Exercise objective: Copy out every line of the data exactly.

+++ Exercise data +++

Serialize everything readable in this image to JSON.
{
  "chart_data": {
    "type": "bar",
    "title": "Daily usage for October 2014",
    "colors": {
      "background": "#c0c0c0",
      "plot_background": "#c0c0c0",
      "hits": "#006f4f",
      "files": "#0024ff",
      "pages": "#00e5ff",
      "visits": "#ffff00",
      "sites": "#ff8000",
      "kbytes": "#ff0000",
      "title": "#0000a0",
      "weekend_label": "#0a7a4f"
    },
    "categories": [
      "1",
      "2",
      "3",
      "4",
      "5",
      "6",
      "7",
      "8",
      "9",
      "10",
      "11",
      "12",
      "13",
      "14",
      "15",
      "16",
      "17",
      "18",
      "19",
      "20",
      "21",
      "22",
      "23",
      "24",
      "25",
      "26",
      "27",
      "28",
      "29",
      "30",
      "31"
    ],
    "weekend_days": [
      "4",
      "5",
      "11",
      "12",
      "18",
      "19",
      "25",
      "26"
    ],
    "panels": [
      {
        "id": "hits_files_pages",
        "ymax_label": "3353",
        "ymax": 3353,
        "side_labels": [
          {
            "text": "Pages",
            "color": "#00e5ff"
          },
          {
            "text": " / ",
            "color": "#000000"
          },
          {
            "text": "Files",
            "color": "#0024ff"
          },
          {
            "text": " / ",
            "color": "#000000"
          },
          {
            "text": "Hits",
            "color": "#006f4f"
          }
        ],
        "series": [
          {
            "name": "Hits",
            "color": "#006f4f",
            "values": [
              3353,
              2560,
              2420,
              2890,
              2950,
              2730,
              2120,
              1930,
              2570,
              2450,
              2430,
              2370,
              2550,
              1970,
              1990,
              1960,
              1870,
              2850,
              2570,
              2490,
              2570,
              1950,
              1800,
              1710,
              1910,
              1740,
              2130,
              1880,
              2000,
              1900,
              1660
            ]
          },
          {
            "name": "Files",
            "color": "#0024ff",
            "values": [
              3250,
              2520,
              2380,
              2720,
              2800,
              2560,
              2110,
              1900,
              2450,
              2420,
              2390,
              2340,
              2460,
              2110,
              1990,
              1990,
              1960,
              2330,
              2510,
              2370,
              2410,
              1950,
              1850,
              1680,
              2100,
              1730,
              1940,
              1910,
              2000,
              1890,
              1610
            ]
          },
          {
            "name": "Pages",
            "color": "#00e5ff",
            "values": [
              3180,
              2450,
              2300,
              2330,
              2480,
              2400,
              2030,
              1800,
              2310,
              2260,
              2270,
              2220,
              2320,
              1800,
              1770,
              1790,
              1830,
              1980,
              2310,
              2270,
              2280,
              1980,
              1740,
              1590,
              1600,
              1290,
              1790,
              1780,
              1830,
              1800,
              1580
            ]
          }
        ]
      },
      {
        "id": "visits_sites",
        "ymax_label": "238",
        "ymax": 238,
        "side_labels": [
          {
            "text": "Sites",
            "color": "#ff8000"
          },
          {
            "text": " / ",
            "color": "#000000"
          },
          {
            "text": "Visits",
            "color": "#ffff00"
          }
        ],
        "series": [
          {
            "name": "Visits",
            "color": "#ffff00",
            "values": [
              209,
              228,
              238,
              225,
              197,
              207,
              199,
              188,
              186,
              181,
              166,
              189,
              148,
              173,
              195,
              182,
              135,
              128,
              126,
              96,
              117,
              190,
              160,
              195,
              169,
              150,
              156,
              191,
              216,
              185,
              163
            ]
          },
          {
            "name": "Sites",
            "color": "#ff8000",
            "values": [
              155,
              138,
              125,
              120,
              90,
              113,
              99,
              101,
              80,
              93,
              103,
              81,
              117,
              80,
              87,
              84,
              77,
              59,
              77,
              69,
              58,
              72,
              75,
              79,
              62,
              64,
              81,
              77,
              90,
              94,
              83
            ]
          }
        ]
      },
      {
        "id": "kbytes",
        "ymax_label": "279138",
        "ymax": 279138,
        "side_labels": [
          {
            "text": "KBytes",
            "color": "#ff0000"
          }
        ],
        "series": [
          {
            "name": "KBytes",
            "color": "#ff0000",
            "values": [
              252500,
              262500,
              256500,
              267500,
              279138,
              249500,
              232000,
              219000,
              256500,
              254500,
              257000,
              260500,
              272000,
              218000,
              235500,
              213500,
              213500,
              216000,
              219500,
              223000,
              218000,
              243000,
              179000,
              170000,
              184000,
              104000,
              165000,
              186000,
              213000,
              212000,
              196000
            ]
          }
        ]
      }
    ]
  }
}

+++

Task solution:
Serialize everything readable in this image to JSON.
{
  "chart_data": {
    "type": "bar",
    "title": "Daily usage for October 2014",
    "colors": {
      "background": "#c0c0c0",
      "plot_background": "#c0c0c0",
      "hits": "#006f4f",
      "files": "#0024ff",
      "pages": "#00e5ff",
      "visits": "#ffff00",
      "sites": "#ff8000",
      "kbytes": "#ff0000",
      "title": "#0000a0",
      "weekend_label": "#0a7a4f"
    },
    "categories": [
      "1",
      "2",
      "3",
      "4",
      "5",
      "6",
      "7",
      "8",
      "9",
      "10",
      "11",
      "12",
      "13",
      "14",
      "15",
      "16",
      "17",
      "18",
      "19",
      "20",
      "21",
      "22",
      "23",
      "24",
      "25",
      "26",
      "27",
      "28",
      "29",
      "30",
      "31"
    ],
    "weekend_days": [
      "4",
      "5",
      "11",
      "12",
      "18",
      "19",
      "25",
      "26"
    ],
    "panels": [
      {
        "id": "hits_files_pages",
        "ymax_label": "3353",
        "ymax": 3353,
        "side_labels": [
          {
            "text": "Pages",
            "color": "#00e5ff"
          },
          {
            "text": " / ",
            "color": "#000000"
          },
          {
            "text": "Files",
            "color": "#0024ff"
          },
          {
            "text": " / ",
            "color": "#000000"
          },
          {
            "text": "Hits",
            "color": "#006f4f"
          }
        ],
        "series": [
          {
            "name": "Hits",
            "color": "#006f4f",
            "values": [
              3353,
              2560,
              2420,
              2890,
              2950,
              2730,
              2120,
              1930,
              2570,
              2450,
              2430,
              2370,
              2550,
              1970,
              1990,
              1960,
              1870,
              2850,
              2570,
              2490,
              2570,
              1950,
              1800,
              1710,
              1910,
              1740,
              2130,
              1880,
              2000,
              1900,
              1660
            ]
          },
          {
            "name": "Files",
            "color": "#0024ff",
            "values": [
              3250,
              2520,
              2380,
              2720,
              2800,
              2560,
              2110,
              1900,
              2450,
              2420,
              2390,
              2340,
              2460,
              2110,
              1990,
              1990,
              1960,
              2330,
              2510,
              2370,
              2410,
              1950,
              1850,
              1680,
              2100,
              1730,
              1940,
              1910,
              2000,
              1890,
              1610
            ]
          },
          {
            "name": "Pages",
            "color": "#00e5ff",
            "values": [
              3180,
              2450,
              2300,
              2330,
              2480,
              2400,
              2030,
              1800,
              2310,
              2260,
              2270,
              2220,
              2320,
              1800,
              1770,
              1790,
              1830,
              1980,
              2310,
              2270,
              2280,
              1980,
              1740,
              1590,
              1600,
              1290,
              1790,
              1780,
              1830,
              1800,
              1580
            ]
          }
        ]
      },
      {
        "id": "visits_sites",
        "ymax_label": "238",
        "ymax": 238,
        "side_labels": [
          {
            "text": "Sites",
            "color": "#ff8000"
          },
          {
            "text": " / ",
            "color": "#000000"
          },
          {
            "text": "Visits",
            "color": "#ffff00"
          }
        ],
        "series": [
          {
            "name": "Visits",
            "color": "#ffff00",
            "values": [
              209,
              228,
              238,
              225,
              197,
              207,
              199,
              188,
              186,
              181,
              166,
              189,
              148,
              173,
              195,
              182,
              135,
              128,
              126,
              96,
              117,
              190,
              160,
              195,
              169,
              150,
              156,
              191,
              216,
              185,
              163
            ]
          },
          {
            "name": "Sites",
            "color": "#ff8000",
            "values": [
              155,
              138,
              125,
              120,
              90,
              113,
              99,
              101,
              80,
              93,
              103,
              81,
              117,
              80,
              87,
              84,
              77,
              59,
              77,
              69,
              58,
              72,
              75,
              79,
              62,
              64,
              81,
              77,
              90,
              94,
              83
            ]
          }
        ]
      },
      {
        "id": "kbytes",
        "ymax_label": "279138",
        "ymax": 279138,
        "side_labels": [
          {
            "text": "KBytes",
            "color": "#ff0000"
          }
        ],
        "series": [
          {
            "name": "KBytes",
            "color": "#ff0000",
            "values": [
              252500,
              262500,
              256500,
              267500,
              279138,
              249500,
              232000,
              219000,
              256500,
              254500,
              257000,
              260500,
              272000,
              218000,
              235500,
              213500,
              213500,
              216000,
              219500,
              223000,
              218000,
              243000,
              179000,
              170000,
              184000,
              104000,
              165000,
              186000,
              213000,
              212000,
              196000
            ]
          }
        ]
      }
    ]
  }
}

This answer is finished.